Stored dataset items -
————

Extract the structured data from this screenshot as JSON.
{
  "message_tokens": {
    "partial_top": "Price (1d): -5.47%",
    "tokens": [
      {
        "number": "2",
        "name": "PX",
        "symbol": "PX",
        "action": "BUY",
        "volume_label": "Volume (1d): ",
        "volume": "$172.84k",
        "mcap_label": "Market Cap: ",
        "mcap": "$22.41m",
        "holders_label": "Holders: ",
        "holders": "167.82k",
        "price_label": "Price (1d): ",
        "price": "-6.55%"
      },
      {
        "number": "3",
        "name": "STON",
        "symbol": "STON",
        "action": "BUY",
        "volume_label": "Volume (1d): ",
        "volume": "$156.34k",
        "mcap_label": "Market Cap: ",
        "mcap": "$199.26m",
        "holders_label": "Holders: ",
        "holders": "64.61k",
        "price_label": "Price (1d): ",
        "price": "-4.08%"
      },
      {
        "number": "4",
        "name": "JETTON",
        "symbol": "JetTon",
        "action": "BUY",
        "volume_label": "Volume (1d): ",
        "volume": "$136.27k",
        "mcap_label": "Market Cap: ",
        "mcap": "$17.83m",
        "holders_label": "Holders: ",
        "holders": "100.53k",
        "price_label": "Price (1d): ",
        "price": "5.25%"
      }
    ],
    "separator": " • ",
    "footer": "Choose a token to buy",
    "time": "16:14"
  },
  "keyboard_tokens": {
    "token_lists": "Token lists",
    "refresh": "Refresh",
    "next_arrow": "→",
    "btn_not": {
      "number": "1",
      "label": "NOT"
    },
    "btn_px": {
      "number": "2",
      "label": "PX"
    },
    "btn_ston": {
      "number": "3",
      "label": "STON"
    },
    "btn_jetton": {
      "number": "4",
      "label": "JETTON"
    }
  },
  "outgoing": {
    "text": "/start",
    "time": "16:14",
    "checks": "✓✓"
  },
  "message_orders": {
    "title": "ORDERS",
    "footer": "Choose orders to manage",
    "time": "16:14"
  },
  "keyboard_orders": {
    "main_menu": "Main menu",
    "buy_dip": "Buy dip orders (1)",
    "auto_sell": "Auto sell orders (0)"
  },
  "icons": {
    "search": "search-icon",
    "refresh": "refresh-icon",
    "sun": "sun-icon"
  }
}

————

PROBLEM - Pull out and copy each line containing the string "refresh".

RESULT -
    "refresh": "Refresh",
    "refresh": "refresh-icon",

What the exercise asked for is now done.